— BEGIN —

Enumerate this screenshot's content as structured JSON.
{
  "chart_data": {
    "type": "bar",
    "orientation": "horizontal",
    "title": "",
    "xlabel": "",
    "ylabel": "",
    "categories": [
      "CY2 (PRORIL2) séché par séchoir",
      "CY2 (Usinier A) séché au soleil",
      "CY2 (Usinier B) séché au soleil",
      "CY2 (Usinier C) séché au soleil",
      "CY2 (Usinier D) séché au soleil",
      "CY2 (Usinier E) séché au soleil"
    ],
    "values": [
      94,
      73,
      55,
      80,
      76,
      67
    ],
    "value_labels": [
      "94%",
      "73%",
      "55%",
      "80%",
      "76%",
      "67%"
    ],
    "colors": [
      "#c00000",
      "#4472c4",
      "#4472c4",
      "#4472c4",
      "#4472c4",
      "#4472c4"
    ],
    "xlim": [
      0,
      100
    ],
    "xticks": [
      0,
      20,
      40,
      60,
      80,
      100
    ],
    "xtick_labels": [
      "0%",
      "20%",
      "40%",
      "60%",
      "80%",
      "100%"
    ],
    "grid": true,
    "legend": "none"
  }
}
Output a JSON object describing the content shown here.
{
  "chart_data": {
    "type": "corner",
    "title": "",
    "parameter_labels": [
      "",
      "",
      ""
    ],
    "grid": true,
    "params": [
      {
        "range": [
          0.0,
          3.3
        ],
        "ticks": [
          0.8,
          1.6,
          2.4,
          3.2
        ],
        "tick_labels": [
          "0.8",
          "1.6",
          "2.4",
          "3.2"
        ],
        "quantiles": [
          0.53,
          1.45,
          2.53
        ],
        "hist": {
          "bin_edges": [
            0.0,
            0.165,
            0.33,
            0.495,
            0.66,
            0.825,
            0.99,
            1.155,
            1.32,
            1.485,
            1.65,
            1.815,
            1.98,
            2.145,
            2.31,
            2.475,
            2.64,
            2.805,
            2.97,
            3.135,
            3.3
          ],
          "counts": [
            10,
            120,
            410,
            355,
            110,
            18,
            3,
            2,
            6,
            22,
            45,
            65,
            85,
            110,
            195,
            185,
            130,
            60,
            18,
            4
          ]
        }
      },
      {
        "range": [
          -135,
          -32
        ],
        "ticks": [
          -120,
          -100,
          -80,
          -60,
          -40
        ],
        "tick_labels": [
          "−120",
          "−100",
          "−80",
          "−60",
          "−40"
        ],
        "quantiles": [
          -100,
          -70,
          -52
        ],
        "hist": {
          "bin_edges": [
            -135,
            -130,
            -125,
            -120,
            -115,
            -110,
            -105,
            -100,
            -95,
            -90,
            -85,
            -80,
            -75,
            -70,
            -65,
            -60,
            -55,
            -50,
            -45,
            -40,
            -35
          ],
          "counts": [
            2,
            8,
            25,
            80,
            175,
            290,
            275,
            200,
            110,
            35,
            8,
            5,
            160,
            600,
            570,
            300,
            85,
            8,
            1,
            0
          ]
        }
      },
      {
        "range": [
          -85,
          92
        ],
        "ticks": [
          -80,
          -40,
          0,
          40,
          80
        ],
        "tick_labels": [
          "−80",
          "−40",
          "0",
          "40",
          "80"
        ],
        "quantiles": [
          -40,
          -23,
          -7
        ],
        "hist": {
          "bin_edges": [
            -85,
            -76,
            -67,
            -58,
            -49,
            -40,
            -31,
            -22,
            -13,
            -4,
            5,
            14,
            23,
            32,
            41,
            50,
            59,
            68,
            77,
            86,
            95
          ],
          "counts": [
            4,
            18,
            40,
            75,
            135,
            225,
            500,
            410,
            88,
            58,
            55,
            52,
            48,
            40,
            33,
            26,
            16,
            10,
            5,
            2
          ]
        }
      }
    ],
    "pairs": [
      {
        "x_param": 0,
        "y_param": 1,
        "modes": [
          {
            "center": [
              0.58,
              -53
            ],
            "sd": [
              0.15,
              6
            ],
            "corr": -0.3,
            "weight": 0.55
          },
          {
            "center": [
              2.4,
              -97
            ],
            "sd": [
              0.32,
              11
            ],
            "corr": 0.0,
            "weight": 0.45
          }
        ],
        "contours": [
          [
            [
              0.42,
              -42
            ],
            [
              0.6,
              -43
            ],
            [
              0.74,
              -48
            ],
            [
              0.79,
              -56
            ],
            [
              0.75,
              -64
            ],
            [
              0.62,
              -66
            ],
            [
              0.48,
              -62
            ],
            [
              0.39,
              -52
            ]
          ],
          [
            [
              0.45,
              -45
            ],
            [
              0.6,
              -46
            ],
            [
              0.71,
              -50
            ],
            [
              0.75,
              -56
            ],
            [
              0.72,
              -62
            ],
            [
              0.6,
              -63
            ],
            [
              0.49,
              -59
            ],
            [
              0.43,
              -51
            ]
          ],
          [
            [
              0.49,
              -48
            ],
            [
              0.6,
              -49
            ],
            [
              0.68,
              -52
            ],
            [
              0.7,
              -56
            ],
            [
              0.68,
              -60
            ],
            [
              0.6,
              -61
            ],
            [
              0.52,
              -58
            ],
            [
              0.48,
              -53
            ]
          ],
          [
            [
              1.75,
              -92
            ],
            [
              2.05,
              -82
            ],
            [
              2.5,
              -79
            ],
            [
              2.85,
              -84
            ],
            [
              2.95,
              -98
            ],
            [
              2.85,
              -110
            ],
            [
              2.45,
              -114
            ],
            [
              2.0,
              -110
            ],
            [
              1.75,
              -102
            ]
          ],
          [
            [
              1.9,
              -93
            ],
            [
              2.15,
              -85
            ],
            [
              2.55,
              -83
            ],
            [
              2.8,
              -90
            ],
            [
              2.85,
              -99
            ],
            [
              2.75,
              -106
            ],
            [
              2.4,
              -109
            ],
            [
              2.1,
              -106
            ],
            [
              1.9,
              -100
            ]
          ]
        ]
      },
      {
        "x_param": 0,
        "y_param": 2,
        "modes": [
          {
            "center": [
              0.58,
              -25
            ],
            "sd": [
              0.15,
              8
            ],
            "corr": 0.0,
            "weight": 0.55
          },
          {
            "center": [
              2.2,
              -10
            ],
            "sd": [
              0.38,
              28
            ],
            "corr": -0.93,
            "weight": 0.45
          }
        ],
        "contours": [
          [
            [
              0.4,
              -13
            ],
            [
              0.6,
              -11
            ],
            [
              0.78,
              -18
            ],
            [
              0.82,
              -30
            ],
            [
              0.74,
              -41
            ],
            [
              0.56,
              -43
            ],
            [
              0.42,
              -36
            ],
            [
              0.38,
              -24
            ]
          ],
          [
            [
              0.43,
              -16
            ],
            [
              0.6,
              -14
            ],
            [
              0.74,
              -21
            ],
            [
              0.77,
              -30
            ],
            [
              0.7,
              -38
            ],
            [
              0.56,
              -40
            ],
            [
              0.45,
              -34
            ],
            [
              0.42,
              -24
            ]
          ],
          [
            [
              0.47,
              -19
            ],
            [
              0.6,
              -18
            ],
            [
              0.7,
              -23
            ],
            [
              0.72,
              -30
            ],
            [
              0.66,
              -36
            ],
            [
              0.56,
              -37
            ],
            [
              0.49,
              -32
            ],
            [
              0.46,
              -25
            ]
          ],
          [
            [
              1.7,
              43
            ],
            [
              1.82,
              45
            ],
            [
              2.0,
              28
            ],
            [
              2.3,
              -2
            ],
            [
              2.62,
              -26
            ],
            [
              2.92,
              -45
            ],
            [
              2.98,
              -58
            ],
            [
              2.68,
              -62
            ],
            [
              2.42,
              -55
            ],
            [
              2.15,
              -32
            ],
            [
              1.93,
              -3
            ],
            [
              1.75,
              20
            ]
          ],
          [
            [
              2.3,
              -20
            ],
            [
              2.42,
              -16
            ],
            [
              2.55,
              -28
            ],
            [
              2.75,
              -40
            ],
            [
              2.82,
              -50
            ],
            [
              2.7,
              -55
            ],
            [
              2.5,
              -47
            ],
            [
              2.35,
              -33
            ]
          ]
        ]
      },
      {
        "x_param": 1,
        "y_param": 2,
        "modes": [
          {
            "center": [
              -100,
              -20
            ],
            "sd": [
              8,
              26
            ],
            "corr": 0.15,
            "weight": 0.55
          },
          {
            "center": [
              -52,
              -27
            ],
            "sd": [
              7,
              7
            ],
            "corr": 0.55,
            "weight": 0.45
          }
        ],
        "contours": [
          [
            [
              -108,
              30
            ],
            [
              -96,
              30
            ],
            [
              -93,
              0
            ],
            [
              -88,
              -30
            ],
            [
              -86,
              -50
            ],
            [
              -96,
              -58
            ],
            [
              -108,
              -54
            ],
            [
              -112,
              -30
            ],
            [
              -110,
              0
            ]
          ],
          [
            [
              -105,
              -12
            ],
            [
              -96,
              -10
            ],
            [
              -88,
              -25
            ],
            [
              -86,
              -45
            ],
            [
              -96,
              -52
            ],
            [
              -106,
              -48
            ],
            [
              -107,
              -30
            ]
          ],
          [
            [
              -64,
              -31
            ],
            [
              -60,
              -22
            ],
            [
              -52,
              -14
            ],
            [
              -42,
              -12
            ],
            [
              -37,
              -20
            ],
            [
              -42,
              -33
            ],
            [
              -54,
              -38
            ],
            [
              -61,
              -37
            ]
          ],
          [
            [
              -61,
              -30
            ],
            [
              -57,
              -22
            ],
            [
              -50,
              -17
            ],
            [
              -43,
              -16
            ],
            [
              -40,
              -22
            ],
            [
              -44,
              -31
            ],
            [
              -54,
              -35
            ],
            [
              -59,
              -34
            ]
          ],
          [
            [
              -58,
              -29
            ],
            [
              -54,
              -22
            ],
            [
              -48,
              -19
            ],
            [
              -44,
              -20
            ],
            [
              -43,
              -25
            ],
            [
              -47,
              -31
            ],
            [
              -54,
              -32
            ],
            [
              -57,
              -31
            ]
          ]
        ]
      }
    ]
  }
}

— END —

- **Short exercise**
From the data above, work out how many lines contain the string "soleil" and reply with only the number.

- **Solution**
5